WHAT IS ASKED: Copy out all lines carrying the word "edit".

Records from a data collection:
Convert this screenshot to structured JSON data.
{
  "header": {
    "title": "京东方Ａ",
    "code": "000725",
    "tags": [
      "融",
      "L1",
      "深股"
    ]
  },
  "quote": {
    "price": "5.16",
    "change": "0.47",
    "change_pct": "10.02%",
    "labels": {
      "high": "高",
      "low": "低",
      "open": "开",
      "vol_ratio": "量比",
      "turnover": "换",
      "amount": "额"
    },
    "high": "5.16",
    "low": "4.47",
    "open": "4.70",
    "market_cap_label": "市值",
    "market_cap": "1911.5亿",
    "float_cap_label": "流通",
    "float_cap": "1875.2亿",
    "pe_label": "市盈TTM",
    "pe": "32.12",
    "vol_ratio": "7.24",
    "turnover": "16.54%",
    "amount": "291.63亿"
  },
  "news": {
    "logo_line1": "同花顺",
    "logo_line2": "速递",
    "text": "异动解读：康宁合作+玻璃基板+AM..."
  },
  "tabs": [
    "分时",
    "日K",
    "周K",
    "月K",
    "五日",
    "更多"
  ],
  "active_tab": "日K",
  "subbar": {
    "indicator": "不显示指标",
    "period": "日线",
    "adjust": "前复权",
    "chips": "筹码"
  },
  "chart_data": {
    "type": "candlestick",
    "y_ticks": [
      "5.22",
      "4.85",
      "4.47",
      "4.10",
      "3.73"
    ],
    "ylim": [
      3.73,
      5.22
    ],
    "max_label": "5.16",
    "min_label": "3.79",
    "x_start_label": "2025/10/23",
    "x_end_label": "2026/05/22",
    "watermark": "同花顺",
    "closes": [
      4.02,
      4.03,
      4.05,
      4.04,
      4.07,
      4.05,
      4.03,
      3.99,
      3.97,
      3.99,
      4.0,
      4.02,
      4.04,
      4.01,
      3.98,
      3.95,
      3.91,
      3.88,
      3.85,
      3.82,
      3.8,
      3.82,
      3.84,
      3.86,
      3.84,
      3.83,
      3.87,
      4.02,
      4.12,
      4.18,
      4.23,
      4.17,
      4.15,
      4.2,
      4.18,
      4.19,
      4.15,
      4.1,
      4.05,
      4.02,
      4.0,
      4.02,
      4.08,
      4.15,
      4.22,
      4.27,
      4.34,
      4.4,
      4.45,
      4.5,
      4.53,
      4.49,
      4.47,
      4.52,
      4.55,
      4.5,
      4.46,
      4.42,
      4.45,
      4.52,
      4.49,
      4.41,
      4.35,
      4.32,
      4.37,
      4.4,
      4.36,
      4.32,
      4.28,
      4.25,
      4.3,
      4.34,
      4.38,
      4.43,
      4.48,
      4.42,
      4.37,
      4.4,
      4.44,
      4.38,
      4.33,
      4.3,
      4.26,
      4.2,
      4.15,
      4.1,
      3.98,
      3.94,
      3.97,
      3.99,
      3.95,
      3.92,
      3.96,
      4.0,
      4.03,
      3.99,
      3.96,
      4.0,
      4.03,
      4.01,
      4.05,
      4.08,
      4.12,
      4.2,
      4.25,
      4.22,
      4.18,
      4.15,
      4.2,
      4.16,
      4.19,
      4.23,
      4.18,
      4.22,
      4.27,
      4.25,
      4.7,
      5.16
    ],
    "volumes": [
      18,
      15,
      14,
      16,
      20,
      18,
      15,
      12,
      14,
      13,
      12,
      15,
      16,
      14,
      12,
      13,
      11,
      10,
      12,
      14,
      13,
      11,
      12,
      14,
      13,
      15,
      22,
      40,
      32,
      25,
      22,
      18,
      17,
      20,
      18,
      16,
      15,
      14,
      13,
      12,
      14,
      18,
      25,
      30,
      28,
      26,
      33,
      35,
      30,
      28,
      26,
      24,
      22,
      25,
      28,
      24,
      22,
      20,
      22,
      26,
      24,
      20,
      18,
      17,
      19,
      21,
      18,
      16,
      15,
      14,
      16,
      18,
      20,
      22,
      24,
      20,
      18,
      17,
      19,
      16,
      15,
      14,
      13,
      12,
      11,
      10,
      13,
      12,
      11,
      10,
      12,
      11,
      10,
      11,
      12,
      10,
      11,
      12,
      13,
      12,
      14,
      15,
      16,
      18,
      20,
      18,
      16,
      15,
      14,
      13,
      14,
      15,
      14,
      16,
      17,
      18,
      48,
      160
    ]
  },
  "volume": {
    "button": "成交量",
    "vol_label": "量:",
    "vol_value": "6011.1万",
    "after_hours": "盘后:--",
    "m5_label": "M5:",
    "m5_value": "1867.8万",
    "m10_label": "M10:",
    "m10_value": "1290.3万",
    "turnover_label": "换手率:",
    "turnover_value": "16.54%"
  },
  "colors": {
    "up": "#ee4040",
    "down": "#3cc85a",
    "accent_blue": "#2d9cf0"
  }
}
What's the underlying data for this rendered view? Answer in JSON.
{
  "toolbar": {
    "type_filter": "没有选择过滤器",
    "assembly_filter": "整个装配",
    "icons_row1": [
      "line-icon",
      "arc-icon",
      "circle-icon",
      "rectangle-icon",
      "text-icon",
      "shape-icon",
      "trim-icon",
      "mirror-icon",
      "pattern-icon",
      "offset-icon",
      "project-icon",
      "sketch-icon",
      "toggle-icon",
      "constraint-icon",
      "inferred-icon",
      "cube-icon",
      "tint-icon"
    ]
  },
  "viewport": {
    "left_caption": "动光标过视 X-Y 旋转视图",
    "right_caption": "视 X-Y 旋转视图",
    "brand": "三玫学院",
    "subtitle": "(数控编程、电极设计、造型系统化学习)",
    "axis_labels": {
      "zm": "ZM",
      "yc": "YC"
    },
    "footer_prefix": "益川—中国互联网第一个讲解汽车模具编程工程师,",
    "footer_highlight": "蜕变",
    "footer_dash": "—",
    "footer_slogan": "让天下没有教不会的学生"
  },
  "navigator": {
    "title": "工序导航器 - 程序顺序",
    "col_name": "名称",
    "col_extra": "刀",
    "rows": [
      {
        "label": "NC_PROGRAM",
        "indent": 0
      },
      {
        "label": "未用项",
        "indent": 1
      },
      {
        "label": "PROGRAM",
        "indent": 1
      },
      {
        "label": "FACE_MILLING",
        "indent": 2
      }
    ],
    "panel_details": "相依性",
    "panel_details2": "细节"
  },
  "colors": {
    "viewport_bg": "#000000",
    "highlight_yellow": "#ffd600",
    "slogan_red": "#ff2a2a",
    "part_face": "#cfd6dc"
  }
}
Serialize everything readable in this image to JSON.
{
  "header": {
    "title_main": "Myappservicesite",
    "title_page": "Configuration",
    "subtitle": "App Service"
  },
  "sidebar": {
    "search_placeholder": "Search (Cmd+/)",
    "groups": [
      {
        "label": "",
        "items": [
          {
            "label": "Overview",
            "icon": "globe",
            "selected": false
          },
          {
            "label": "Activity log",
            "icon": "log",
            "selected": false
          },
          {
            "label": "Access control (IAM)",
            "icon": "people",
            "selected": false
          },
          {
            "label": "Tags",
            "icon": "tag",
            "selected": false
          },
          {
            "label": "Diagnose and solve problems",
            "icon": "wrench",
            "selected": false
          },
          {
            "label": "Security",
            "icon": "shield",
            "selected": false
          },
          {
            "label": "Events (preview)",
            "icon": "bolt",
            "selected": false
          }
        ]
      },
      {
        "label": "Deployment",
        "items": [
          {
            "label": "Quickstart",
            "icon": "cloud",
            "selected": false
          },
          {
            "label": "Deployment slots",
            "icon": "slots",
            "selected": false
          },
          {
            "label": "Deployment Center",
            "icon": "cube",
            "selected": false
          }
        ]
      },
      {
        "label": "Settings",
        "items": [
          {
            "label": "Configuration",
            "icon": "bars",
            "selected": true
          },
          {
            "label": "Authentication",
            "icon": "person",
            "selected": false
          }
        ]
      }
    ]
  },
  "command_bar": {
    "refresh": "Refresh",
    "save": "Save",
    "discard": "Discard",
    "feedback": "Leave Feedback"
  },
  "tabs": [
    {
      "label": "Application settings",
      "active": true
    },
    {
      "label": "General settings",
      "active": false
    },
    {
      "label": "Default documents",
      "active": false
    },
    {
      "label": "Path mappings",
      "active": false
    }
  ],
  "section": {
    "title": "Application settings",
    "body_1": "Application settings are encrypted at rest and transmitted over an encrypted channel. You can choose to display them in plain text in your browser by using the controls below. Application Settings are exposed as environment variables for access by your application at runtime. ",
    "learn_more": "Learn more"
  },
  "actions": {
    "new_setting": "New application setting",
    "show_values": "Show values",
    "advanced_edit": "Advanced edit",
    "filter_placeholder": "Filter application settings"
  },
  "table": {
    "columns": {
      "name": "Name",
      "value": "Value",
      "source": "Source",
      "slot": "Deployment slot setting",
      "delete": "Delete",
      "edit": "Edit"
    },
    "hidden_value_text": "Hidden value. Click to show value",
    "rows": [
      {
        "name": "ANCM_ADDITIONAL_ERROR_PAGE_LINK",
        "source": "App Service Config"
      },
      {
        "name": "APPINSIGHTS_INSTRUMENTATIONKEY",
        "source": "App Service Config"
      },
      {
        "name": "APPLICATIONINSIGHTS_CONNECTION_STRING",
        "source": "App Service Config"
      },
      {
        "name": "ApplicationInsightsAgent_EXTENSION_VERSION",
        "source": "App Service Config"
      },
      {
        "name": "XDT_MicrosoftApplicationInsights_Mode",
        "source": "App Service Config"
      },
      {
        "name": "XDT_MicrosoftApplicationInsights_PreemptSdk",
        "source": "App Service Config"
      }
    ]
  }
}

ANSWER TO THE TASK:
    "advanced_edit": "Advanced edit",
      "edit": "Edit"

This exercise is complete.